WRITTEN REQUEST —
Could you copy every line from the material below in which "を上げるために眉毛は重要なパーツだと思いますか" appears?
══ PROVIDED ENTRIES
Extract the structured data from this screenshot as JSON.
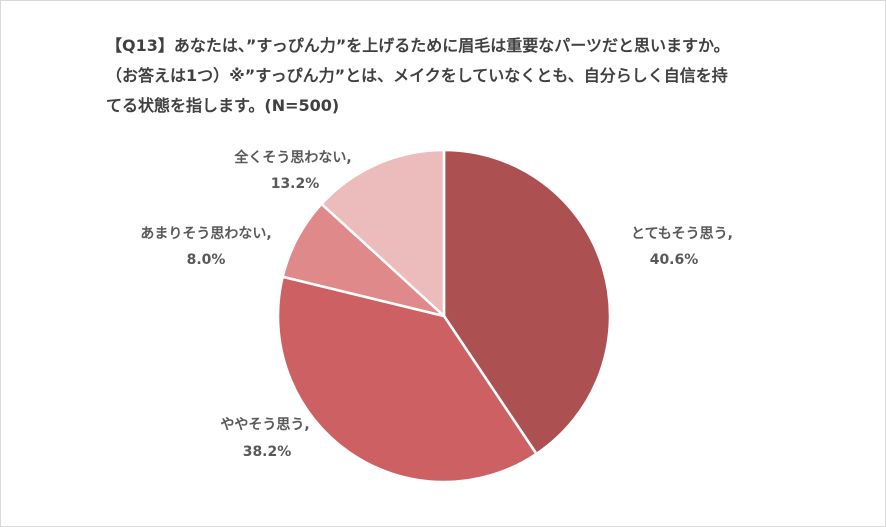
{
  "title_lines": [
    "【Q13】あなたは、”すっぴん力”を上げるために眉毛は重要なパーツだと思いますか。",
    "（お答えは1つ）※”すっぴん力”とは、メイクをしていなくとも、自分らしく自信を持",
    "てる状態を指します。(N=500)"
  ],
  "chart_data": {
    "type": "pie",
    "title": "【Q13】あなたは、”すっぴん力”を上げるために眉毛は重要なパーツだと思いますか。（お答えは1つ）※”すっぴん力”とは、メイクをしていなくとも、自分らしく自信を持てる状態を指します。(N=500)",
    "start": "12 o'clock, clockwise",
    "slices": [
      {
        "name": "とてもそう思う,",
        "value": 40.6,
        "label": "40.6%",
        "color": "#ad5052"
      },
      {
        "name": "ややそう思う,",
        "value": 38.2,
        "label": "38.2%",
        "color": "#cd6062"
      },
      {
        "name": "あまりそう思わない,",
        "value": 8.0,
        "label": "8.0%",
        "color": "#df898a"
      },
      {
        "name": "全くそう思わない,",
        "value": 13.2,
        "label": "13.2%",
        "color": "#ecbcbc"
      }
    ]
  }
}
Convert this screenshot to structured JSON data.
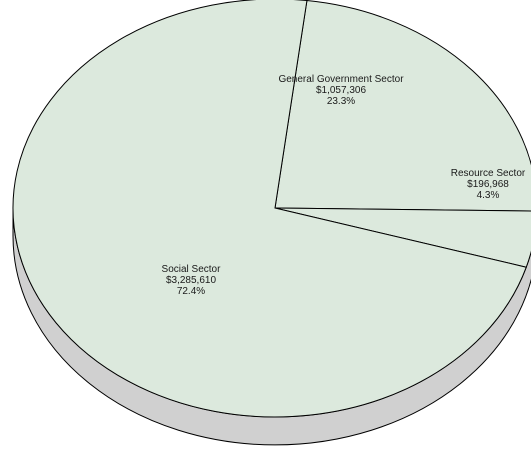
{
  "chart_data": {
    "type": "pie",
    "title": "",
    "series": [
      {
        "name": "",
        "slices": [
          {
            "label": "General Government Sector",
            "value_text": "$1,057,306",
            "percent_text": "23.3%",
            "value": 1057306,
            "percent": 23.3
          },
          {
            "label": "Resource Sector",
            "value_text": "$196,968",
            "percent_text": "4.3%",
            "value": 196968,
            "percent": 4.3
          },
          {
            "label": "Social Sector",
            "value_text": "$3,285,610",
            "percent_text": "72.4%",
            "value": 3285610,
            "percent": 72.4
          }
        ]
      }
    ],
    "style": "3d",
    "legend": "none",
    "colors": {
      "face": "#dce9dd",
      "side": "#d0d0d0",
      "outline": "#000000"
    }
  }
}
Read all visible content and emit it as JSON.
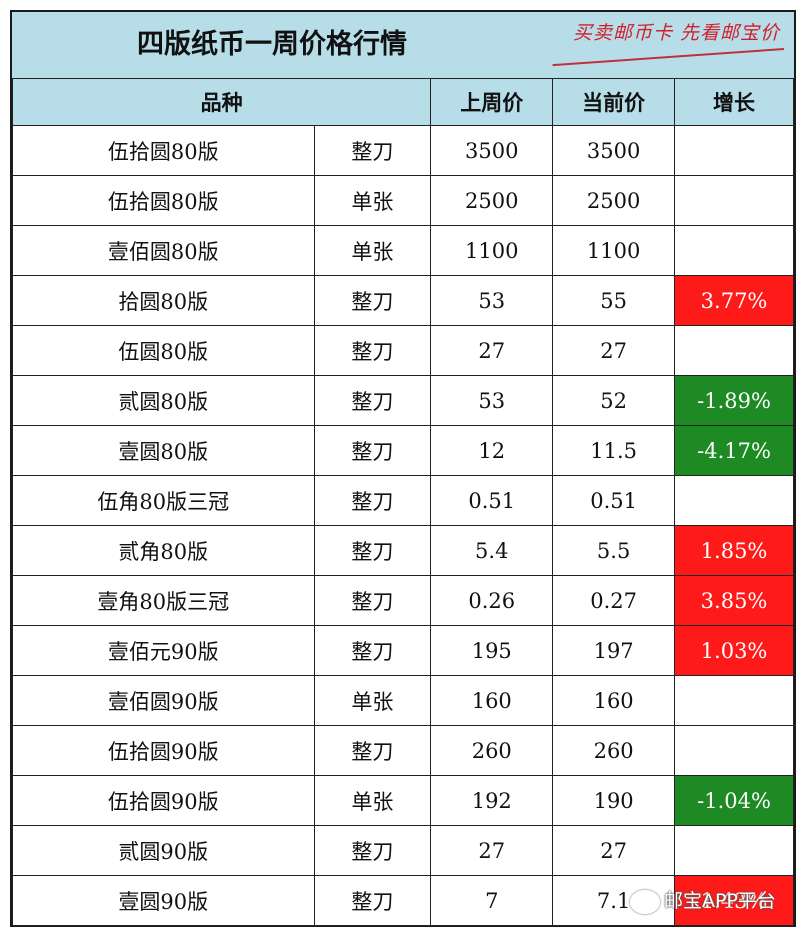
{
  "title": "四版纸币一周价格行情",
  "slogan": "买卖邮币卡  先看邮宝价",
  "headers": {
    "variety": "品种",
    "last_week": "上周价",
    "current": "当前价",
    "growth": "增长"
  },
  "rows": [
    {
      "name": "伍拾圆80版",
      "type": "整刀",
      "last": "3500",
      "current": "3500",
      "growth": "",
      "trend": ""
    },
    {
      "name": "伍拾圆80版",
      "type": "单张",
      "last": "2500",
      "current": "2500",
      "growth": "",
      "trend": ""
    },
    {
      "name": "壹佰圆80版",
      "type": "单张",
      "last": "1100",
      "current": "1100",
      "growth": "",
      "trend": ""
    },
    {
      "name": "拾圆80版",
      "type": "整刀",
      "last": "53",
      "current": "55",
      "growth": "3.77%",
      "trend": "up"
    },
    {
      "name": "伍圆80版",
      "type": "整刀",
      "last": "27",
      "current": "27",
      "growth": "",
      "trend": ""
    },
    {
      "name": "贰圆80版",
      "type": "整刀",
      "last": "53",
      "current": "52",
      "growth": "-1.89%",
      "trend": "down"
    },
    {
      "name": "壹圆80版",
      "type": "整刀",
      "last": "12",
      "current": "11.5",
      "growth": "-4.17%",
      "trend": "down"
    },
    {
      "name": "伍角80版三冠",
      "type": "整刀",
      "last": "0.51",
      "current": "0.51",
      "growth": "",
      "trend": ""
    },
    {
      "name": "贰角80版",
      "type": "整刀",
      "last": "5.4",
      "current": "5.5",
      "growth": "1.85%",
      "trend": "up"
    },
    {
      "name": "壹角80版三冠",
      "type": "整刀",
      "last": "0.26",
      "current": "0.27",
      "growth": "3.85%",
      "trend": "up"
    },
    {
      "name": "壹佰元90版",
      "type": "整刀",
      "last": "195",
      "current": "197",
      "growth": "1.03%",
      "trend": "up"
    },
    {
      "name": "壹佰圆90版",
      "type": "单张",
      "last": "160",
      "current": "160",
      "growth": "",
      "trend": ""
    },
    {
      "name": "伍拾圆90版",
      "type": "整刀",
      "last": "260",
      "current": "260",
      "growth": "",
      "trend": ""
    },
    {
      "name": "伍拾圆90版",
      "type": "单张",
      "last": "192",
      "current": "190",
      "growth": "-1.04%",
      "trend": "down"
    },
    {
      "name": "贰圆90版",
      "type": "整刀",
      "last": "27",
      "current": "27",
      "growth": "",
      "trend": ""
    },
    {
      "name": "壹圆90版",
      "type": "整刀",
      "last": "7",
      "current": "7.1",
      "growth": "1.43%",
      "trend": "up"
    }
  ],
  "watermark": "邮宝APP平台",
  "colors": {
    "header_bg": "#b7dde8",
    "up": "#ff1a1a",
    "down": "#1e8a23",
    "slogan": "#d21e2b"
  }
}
════
══ PROVIDED ENTRIES
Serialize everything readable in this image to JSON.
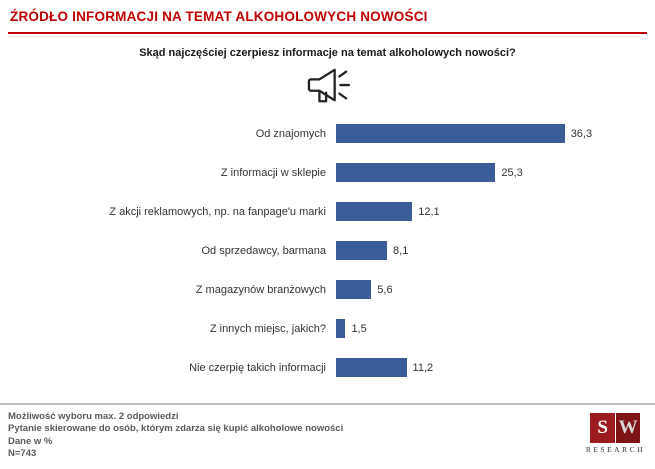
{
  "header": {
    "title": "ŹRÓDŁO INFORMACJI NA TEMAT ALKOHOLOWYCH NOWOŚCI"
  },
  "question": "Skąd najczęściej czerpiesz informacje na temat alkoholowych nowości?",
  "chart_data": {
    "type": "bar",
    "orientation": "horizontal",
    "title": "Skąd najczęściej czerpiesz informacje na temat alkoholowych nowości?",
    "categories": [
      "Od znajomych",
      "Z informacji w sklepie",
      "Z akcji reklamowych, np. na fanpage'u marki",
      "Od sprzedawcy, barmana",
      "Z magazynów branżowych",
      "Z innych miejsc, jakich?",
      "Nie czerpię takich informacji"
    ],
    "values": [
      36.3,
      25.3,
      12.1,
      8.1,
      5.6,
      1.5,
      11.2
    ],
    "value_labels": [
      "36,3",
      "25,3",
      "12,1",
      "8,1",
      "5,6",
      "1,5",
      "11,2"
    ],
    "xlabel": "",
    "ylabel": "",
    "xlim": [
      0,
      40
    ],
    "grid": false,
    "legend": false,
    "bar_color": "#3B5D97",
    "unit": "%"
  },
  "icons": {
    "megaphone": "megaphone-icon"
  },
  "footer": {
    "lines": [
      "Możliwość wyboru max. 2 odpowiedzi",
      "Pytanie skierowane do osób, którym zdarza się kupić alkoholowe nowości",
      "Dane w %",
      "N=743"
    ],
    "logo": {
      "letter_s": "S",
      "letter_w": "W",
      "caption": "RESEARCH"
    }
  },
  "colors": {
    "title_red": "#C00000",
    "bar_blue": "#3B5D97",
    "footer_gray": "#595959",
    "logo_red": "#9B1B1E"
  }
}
════
WRITTEN RESPONSE —
    "【Q13】あなたは、”すっぴん力”を上げるために眉毛は重要なパーツだと思いますか。",
    "title": "【Q13】あなたは、”すっぴん力”を上げるために眉毛は重要なパーツだと思いますか。（お答えは1つ）※”すっぴん力”とは、メイクをしていなくとも、自分らしく自信を持てる状態を指します。(N=500)",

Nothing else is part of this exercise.